**Short problem**
Reproduce the data in its entirety, exactly as supplied.

**Listed entries**
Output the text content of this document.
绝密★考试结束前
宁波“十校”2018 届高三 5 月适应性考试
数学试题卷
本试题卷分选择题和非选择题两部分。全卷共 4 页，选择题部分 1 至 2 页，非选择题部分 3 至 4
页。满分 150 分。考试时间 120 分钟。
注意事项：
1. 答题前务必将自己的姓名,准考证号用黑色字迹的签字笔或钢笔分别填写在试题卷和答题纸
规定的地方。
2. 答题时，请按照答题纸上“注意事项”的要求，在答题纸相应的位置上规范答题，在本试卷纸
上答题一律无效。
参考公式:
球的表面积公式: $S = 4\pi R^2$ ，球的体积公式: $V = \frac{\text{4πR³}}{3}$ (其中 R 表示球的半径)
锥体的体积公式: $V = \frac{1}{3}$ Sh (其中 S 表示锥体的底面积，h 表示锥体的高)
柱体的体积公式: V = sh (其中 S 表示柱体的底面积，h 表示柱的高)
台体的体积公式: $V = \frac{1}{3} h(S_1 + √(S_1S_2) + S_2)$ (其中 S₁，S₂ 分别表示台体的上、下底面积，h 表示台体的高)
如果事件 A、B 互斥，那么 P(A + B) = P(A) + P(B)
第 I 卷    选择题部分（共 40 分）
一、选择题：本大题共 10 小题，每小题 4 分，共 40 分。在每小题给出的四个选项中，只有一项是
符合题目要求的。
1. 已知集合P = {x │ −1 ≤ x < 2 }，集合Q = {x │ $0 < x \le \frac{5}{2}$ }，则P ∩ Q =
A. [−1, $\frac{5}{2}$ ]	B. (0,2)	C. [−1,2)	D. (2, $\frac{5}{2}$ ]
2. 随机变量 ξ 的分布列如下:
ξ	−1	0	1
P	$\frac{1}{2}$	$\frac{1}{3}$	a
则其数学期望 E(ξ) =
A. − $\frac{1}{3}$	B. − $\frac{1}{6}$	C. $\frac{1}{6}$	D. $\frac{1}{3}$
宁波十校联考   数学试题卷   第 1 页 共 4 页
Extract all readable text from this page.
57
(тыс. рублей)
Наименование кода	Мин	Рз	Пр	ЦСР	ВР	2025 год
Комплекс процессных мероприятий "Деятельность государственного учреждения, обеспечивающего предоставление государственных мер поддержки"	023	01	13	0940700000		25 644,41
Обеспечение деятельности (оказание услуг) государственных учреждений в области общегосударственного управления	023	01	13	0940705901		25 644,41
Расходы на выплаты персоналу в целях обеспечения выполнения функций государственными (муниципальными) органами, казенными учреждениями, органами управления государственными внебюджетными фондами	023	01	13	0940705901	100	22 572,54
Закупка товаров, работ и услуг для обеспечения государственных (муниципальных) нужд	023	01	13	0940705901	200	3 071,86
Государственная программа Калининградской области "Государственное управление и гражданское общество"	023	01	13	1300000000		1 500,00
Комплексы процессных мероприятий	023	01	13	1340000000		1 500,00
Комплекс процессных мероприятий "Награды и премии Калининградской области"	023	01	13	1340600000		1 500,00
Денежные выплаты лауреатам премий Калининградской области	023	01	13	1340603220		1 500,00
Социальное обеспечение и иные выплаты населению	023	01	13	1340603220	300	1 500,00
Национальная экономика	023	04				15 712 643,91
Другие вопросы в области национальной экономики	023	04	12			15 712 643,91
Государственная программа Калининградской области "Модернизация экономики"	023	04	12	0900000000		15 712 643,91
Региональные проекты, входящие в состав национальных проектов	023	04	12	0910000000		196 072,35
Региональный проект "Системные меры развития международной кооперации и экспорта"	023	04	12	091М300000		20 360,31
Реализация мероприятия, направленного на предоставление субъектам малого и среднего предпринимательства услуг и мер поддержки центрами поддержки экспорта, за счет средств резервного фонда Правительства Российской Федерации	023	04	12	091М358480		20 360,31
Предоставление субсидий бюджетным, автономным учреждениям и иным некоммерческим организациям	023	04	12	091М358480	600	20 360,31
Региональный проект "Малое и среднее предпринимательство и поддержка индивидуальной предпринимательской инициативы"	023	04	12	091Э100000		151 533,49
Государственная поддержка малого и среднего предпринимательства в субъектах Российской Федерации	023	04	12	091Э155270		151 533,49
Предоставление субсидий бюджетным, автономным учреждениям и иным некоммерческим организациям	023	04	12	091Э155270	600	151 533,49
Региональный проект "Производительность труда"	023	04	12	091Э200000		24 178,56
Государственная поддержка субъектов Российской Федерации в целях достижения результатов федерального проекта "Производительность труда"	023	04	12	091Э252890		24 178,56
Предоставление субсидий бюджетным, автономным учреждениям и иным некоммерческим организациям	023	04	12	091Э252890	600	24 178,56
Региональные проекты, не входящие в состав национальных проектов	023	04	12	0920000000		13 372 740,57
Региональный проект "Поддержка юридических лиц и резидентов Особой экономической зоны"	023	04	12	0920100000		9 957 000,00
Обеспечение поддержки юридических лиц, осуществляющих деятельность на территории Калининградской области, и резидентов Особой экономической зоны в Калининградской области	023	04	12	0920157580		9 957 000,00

**Response to the exercise**
Output the text content of this document.
绝密★考试结束前
宁波“十校”2018 届高三 5 月适应性考试
数学试题卷
本试题卷分选择题和非选择题两部分。全卷共 4 页，选择题部分 1 至 2 页，非选择题部分 3 至 4
页。满分 150 分。考试时间 120 分钟。
注意事项：
1. 答题前务必将自己的姓名,准考证号用黑色字迹的签字笔或钢笔分别填写在试题卷和答题纸
规定的地方。
2. 答题时，请按照答题纸上“注意事项”的要求，在答题纸相应的位置上规范答题，在本试卷纸
上答题一律无效。
参考公式:
球的表面积公式: $S = 4\pi R^2$ ，球的体积公式: $V = \frac{\text{4πR³}}{3}$ (其中 R 表示球的半径)
锥体的体积公式: $V = \frac{1}{3}$ Sh (其中 S 表示锥体的底面积，h 表示锥体的高)
柱体的体积公式: V = sh (其中 S 表示柱体的底面积，h 表示柱的高)
台体的体积公式: $V = \frac{1}{3} h(S_1 + √(S_1S_2) + S_2)$ (其中 S₁，S₂ 分别表示台体的上、下底面积，h 表示台体的高)
如果事件 A、B 互斥，那么 P(A + B) = P(A) + P(B)
第 I 卷    选择题部分（共 40 分）
一、选择题：本大题共 10 小题，每小题 4 分，共 40 分。在每小题给出的四个选项中，只有一项是
符合题目要求的。
1. 已知集合P = {x │ −1 ≤ x < 2 }，集合Q = {x │ $0 < x \le \frac{5}{2}$ }，则P ∩ Q =
A. [−1, $\frac{5}{2}$ ]	B. (0,2)	C. [−1,2)	D. (2, $\frac{5}{2}$ ]
2. 随机变量 ξ 的分布列如下:
ξ	−1	0	1
P	$\frac{1}{2}$	$\frac{1}{3}$	a
则其数学期望 E(ξ) =
A. − $\frac{1}{3}$	B. − $\frac{1}{6}$	C. $\frac{1}{6}$	D. $\frac{1}{3}$
宁波十校联考   数学试题卷   第 1 页 共 4 页
Extract all readable text from this page.
57
(тыс. рублей)
Наименование кода	Мин	Рз	Пр	ЦСР	ВР	2025 год
Комплекс процессных мероприятий "Деятельность государственного учреждения, обеспечивающего предоставление государственных мер поддержки"	023	01	13	0940700000		25 644,41
Обеспечение деятельности (оказание услуг) государственных учреждений в области общегосударственного управления	023	01	13	0940705901		25 644,41
Расходы на выплаты персоналу в целях обеспечения выполнения функций государственными (муниципальными) органами, казенными учреждениями, органами управления государственными внебюджетными фондами	023	01	13	0940705901	100	22 572,54
Закупка товаров, работ и услуг для обеспечения государственных (муниципальных) нужд	023	01	13	0940705901	200	3 071,86
Государственная программа Калининградской области "Государственное управление и гражданское общество"	023	01	13	1300000000		1 500,00
Комплексы процессных мероприятий	023	01	13	1340000000		1 500,00
Комплекс процессных мероприятий "Награды и премии Калининградской области"	023	01	13	1340600000		1 500,00
Денежные выплаты лауреатам премий Калининградской области	023	01	13	1340603220		1 500,00
Социальное обеспечение и иные выплаты населению	023	01	13	1340603220	300	1 500,00
Национальная экономика	023	04				15 712 643,91
Другие вопросы в области национальной экономики	023	04	12			15 712 643,91
Государственная программа Калининградской области "Модернизация экономики"	023	04	12	0900000000		15 712 643,91
Региональные проекты, входящие в состав национальных проектов	023	04	12	0910000000		196 072,35
Региональный проект "Системные меры развития международной кооперации и экспорта"	023	04	12	091М300000		20 360,31
Реализация мероприятия, направленного на предоставление субъектам малого и среднего предпринимательства услуг и мер поддержки центрами поддержки экспорта, за счет средств резервного фонда Правительства Российской Федерации	023	04	12	091М358480		20 360,31
Предоставление субсидий бюджетным, автономным учреждениям и иным некоммерческим организациям	023	04	12	091М358480	600	20 360,31
Региональный проект "Малое и среднее предпринимательство и поддержка индивидуальной предпринимательской инициативы"	023	04	12	091Э100000		151 533,49
Государственная поддержка малого и среднего предпринимательства в субъектах Российской Федерации	023	04	12	091Э155270		151 533,49
Предоставление субсидий бюджетным, автономным учреждениям и иным некоммерческим организациям	023	04	12	091Э155270	600	151 533,49
Региональный проект "Производительность труда"	023	04	12	091Э200000		24 178,56
Государственная поддержка субъектов Российской Федерации в целях достижения результатов федерального проекта "Производительность труда"	023	04	12	091Э252890		24 178,56
Предоставление субсидий бюджетным, автономным учреждениям и иным некоммерческим организациям	023	04	12	091Э252890	600	24 178,56
Региональные проекты, не входящие в состав национальных проектов	023	04	12	0920000000		13 372 740,57
Региональный проект "Поддержка юридических лиц и резидентов Особой экономической зоны"	023	04	12	0920100000		9 957 000,00
Обеспечение поддержки юридических лиц, осуществляющих деятельность на территории Калининградской области, и резидентов Особой экономической зоны в Калининградской области	023	04	12	0920157580		9 957 000,00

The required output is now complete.